== PROVIDED DATA
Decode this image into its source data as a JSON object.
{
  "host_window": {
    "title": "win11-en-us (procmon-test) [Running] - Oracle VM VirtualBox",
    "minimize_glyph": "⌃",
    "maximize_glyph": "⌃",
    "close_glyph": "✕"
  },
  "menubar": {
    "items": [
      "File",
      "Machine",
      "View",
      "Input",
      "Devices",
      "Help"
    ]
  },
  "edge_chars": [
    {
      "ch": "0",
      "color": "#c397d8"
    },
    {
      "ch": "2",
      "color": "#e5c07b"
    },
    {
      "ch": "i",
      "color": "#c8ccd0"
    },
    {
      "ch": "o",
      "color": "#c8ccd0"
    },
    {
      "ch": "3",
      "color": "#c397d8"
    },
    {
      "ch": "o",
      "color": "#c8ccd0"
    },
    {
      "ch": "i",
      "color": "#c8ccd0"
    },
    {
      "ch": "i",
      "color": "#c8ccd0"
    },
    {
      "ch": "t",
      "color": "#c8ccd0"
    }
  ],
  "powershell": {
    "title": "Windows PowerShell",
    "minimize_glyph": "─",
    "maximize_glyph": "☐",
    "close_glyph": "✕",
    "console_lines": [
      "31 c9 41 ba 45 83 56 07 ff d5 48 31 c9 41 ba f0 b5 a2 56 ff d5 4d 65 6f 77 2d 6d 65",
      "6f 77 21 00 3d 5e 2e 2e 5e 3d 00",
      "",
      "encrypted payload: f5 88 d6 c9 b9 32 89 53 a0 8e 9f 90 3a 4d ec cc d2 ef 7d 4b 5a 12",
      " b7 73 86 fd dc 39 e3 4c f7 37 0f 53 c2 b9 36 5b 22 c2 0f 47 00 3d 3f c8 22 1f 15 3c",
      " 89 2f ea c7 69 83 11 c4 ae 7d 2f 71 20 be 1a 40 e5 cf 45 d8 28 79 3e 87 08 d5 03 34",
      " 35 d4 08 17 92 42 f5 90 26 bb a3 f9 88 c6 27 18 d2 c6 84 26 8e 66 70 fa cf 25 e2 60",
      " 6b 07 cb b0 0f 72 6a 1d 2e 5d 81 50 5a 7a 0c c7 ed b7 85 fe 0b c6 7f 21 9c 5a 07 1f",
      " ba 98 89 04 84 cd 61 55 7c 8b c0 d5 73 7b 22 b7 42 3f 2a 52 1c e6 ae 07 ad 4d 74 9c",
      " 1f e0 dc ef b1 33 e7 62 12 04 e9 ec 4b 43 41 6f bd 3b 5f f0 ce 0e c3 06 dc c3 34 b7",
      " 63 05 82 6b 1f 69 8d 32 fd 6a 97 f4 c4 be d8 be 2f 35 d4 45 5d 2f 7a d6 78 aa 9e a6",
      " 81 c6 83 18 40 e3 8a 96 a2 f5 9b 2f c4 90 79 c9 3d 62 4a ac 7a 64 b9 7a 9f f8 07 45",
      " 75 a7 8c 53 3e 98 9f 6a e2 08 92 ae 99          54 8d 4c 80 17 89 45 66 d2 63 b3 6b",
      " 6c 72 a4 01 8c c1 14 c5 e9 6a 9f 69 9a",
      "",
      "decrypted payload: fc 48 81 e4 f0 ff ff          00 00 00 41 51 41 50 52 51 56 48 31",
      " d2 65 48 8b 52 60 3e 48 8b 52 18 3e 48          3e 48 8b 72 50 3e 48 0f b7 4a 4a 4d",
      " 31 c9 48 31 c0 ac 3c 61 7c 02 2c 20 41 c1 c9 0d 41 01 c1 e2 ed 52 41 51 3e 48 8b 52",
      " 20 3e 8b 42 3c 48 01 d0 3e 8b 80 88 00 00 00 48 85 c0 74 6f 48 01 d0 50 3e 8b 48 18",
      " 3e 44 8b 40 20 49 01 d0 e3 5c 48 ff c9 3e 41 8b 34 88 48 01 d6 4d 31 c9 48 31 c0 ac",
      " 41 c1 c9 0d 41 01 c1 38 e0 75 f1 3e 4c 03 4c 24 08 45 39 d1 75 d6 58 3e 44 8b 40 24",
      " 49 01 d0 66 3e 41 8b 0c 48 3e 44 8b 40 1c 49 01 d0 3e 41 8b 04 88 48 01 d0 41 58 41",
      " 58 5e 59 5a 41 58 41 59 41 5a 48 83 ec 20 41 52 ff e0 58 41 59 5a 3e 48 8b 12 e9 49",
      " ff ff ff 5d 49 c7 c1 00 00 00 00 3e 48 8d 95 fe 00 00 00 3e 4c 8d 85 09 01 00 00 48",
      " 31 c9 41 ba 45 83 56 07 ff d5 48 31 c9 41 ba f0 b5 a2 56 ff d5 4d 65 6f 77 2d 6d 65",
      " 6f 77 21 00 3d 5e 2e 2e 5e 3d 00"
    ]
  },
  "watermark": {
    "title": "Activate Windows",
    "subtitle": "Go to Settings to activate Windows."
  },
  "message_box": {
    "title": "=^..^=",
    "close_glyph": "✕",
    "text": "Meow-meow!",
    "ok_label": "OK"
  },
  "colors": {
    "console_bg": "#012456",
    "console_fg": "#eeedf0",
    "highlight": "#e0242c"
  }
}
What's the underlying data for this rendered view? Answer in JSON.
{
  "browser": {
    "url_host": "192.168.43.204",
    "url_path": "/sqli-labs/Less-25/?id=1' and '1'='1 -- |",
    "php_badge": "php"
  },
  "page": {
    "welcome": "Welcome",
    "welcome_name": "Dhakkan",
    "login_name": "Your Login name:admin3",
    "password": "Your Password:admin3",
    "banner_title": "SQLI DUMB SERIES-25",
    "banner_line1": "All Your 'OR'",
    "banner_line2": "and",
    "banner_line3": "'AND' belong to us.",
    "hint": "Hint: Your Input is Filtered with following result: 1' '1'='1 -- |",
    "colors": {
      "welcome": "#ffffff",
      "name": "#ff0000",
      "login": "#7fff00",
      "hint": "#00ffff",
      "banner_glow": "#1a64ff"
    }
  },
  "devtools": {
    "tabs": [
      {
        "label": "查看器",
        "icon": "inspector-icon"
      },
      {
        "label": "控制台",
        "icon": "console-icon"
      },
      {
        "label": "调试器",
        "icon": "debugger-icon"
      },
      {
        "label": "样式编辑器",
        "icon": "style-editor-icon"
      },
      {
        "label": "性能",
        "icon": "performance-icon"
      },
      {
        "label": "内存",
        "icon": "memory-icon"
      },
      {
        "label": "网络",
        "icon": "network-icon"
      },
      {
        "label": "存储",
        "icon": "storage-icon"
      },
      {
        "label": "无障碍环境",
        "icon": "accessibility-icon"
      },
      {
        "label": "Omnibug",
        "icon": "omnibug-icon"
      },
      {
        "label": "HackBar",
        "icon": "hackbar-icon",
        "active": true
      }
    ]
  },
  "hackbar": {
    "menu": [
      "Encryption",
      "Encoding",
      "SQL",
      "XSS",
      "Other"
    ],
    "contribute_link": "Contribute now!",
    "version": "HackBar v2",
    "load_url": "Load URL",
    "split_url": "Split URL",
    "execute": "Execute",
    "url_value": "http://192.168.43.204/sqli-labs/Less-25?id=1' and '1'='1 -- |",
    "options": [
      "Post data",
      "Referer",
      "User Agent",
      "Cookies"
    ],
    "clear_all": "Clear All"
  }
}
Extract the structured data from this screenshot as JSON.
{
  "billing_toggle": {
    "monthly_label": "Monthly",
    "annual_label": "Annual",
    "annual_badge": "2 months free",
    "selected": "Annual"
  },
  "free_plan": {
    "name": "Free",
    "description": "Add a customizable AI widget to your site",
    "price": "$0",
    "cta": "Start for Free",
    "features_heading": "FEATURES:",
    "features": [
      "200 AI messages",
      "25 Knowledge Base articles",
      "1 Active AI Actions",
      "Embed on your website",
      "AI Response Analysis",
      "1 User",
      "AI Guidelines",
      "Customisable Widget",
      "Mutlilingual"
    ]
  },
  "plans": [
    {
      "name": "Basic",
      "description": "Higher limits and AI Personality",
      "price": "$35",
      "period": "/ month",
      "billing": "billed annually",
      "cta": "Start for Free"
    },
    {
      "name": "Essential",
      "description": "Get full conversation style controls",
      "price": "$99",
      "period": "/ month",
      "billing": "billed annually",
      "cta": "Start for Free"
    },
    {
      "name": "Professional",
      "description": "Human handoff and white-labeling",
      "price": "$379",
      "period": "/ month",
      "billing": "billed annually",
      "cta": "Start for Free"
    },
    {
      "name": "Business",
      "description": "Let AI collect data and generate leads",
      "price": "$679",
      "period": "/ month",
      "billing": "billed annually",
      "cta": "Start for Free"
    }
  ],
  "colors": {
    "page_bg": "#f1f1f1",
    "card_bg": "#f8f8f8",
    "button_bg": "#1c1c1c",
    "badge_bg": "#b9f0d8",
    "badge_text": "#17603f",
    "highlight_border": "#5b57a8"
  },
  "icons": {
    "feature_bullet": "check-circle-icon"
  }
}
====
BRIEF:
Reproduce exactly the lines from the one containing "Extract the structured" through the last line of the records above, including both, and nothing else.

RESPONSE TO THE EXERCISE:
Extract the structured data from this screenshot as JSON.
{
  "billing_toggle": {
    "monthly_label": "Monthly",
    "annual_label": "Annual",
    "annual_badge": "2 months free",
    "selected": "Annual"
  },
  "free_plan": {
    "name": "Free",
    "description": "Add a customizable AI widget to your site",
    "price": "$0",
    "cta": "Start for Free",
    "features_heading": "FEATURES:",
    "features": [
      "200 AI messages",
      "25 Knowledge Base articles",
      "1 Active AI Actions",
      "Embed on your website",
      "AI Response Analysis",
      "1 User",
      "AI Guidelines",
      "Customisable Widget",
      "Mutlilingual"
    ]
  },
  "plans": [
    {
      "name": "Basic",
      "description": "Higher limits and AI Personality",
      "price": "$35",
      "period": "/ month",
      "billing": "billed annually",
      "cta": "Start for Free"
    },
    {
      "name": "Essential",
      "description": "Get full conversation style controls",
      "price": "$99",
      "period": "/ month",
      "billing": "billed annually",
      "cta": "Start for Free"
    },
    {
      "name": "Professional",
      "description": "Human handoff and white-labeling",
      "price": "$379",
      "period": "/ month",
      "billing": "billed annually",
      "cta": "Start for Free"
    },
    {
      "name": "Business",
      "description": "Let AI collect data and generate leads",
      "price": "$679",
      "period": "/ month",
      "billing": "billed annually",
      "cta": "Start for Free"
    }
  ],
  "colors": {
    "page_bg": "#f1f1f1",
    "card_bg": "#f8f8f8",
    "button_bg": "#1c1c1c",
    "badge_bg": "#b9f0d8",
    "badge_text": "#17603f",
    "highlight_border": "#5b57a8"
  },
  "icons": {
    "feature_bullet": "check-circle-icon"
  }
}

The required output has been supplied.